§ What you should do: Can you transcribe every record below exactly as it appears?

[Start]

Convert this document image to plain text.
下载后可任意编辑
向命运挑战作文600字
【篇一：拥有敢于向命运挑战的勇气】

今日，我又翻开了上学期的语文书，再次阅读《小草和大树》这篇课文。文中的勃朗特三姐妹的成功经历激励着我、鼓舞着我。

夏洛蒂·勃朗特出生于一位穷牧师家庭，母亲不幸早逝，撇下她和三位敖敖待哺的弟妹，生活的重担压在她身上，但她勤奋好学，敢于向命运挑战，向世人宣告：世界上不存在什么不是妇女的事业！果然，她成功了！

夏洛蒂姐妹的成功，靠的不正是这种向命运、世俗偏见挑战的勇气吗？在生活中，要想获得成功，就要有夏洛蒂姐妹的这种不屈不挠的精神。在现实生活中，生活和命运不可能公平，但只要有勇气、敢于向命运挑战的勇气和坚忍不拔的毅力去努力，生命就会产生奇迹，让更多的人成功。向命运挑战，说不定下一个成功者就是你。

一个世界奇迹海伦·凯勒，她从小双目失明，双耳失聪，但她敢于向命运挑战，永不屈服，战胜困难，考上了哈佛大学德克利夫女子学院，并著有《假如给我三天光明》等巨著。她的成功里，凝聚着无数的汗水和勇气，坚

[End]

§ Expected output:
Convert this document image to plain text.
下载后可任意编辑
向命运挑战作文600字
【篇一：拥有敢于向命运挑战的勇气】

今日，我又翻开了上学期的语文书，再次阅读《小草和大树》这篇课文。文中的勃朗特三姐妹的成功经历激励着我、鼓舞着我。

夏洛蒂·勃朗特出生于一位穷牧师家庭，母亲不幸早逝，撇下她和三位敖敖待哺的弟妹，生活的重担压在她身上，但她勤奋好学，敢于向命运挑战，向世人宣告：世界上不存在什么不是妇女的事业！果然，她成功了！

夏洛蒂姐妹的成功，靠的不正是这种向命运、世俗偏见挑战的勇气吗？在生活中，要想获得成功，就要有夏洛蒂姐妹的这种不屈不挠的精神。在现实生活中，生活和命运不可能公平，但只要有勇气、敢于向命运挑战的勇气和坚忍不拔的毅力去努力，生命就会产生奇迹，让更多的人成功。向命运挑战，说不定下一个成功者就是你。

一个世界奇迹海伦·凯勒，她从小双目失明，双耳失聪，但她敢于向命运挑战，永不屈服，战胜困难，考上了哈佛大学德克利夫女子学院，并著有《假如给我三天光明》等巨著。她的成功里，凝聚着无数的汗水和勇气，坚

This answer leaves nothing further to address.